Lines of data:
— Start —
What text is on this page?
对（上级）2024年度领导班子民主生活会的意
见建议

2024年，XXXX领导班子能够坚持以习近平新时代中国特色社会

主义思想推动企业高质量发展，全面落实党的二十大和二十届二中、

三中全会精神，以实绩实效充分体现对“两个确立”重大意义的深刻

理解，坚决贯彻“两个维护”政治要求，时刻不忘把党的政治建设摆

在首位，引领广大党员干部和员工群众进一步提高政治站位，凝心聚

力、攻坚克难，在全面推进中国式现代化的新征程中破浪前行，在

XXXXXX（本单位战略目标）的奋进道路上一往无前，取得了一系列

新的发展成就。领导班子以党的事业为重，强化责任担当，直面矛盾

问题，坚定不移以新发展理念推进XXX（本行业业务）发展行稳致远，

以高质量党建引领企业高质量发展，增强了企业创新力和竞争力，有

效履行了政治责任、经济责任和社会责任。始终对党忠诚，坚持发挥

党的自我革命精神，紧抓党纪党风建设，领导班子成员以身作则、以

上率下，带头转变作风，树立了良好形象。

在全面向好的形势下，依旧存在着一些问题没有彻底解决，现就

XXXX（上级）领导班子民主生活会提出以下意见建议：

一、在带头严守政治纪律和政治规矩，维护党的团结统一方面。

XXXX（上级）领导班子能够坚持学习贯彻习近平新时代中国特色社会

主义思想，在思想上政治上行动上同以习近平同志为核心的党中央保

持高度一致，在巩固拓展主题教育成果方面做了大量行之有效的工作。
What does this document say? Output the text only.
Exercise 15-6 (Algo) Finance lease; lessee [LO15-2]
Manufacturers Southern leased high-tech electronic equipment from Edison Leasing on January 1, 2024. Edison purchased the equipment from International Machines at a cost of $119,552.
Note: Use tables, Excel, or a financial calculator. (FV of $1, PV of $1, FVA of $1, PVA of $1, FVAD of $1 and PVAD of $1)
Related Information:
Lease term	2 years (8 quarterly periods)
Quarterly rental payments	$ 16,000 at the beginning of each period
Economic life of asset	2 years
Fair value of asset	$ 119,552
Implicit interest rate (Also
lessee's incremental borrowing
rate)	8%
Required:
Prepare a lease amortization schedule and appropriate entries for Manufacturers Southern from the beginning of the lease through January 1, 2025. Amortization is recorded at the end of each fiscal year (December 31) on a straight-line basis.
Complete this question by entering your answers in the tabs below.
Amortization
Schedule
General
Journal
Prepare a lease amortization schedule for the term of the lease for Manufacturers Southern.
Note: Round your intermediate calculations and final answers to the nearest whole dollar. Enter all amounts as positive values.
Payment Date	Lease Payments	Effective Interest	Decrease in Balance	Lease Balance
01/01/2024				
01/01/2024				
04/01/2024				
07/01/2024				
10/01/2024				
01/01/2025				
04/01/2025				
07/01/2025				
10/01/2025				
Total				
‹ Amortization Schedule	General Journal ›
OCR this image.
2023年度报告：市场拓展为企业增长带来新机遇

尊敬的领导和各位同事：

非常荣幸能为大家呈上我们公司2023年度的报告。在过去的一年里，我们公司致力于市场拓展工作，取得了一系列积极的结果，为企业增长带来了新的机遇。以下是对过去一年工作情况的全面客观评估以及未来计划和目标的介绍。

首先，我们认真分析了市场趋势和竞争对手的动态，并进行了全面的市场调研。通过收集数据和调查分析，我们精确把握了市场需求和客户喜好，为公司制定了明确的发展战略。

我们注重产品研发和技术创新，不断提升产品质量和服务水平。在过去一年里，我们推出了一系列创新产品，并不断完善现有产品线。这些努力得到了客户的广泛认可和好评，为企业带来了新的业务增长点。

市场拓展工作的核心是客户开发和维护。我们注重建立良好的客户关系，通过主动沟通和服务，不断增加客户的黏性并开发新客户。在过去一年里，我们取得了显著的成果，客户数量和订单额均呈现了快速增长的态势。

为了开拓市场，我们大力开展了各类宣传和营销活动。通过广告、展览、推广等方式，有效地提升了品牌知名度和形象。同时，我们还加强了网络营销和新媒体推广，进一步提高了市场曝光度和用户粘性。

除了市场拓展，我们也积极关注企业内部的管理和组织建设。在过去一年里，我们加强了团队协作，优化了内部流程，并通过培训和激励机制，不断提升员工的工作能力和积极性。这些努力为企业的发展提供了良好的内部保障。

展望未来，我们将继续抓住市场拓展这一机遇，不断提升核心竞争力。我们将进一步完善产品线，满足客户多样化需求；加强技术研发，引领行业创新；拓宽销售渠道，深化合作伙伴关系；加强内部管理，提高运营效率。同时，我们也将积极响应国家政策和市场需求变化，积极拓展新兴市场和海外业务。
— End —
— Start —
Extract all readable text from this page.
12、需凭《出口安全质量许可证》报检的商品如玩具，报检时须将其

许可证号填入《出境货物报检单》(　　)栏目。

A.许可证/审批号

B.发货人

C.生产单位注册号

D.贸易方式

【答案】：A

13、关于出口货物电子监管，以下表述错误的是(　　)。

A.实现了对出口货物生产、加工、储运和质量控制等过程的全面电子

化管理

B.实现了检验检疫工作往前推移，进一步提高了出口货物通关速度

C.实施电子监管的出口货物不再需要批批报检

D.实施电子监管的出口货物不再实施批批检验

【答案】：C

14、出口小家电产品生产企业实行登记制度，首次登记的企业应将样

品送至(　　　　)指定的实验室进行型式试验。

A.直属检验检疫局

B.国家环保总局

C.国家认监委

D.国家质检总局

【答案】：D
— End —
— Start —
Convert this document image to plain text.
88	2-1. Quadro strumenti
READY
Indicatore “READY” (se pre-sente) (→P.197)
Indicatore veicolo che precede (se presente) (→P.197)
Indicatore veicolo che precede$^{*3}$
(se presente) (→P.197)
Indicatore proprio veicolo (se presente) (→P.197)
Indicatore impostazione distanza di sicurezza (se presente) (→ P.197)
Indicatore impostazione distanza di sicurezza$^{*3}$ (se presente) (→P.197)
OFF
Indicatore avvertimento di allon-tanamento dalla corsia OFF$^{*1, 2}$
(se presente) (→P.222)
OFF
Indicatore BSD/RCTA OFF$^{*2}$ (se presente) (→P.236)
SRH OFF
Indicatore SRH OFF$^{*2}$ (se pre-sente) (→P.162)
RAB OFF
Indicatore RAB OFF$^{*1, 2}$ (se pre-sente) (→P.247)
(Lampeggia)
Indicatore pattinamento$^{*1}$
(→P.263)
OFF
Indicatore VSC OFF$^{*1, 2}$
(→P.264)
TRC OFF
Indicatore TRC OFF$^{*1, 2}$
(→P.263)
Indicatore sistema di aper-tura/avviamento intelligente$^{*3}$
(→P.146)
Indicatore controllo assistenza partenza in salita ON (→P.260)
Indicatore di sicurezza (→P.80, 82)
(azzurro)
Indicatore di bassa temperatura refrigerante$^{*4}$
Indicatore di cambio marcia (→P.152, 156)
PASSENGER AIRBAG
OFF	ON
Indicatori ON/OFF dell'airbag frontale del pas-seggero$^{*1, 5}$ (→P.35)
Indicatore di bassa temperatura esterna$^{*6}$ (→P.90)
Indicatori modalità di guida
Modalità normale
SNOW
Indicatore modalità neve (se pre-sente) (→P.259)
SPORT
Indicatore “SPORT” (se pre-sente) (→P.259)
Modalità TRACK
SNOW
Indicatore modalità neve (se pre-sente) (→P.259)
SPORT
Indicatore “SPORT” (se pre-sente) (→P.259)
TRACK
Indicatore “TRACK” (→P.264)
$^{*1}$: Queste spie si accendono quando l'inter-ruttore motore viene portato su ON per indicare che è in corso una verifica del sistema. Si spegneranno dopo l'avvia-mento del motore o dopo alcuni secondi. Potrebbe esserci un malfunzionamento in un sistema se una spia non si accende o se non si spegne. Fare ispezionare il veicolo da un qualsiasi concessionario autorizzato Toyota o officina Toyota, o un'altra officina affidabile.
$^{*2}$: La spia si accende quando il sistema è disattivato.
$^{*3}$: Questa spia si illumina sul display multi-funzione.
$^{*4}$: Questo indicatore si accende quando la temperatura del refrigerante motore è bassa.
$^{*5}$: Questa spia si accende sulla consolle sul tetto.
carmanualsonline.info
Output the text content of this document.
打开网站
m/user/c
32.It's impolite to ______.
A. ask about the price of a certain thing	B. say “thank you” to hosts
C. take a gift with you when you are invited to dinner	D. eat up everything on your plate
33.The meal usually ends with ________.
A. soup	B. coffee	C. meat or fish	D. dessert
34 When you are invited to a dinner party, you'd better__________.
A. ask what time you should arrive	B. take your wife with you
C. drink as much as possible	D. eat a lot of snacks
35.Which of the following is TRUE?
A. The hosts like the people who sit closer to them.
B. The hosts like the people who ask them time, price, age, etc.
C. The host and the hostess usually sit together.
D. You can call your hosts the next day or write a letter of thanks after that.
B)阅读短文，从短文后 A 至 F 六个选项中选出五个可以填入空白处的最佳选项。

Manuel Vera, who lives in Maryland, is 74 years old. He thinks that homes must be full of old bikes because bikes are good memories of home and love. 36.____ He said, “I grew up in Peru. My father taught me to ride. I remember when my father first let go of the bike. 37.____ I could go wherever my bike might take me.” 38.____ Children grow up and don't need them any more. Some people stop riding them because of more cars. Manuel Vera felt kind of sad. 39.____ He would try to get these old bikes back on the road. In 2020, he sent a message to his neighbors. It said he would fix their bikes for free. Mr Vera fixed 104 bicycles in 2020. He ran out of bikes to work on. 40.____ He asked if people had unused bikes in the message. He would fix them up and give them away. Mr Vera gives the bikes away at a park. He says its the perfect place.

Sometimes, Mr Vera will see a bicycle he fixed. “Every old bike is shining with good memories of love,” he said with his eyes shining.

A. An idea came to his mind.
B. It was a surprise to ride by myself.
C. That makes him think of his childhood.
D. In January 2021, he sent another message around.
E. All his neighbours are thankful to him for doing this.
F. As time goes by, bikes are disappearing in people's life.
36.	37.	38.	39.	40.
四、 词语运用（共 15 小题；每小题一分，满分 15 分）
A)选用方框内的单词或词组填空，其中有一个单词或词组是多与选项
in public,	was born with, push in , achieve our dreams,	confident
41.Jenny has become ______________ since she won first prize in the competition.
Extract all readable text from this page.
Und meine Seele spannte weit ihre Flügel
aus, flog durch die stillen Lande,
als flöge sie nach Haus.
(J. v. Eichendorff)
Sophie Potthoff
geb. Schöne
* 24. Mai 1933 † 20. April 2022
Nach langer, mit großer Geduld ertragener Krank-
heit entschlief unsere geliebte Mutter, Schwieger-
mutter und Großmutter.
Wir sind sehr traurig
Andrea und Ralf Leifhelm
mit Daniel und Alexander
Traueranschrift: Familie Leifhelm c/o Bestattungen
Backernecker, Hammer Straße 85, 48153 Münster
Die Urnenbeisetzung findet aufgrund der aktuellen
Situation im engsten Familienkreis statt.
— End —
Pick each line holding the word "sicurezza" out of the data and copy it.

* COMPLETED EXERCISE:
Indicatore impostazione distanza di sicurezza (se presente) (→ P.197)
Indicatore impostazione distanza di sicurezza$^{*3}$ (se presente) (→P.197)
Indicatore di sicurezza (→P.80, 82)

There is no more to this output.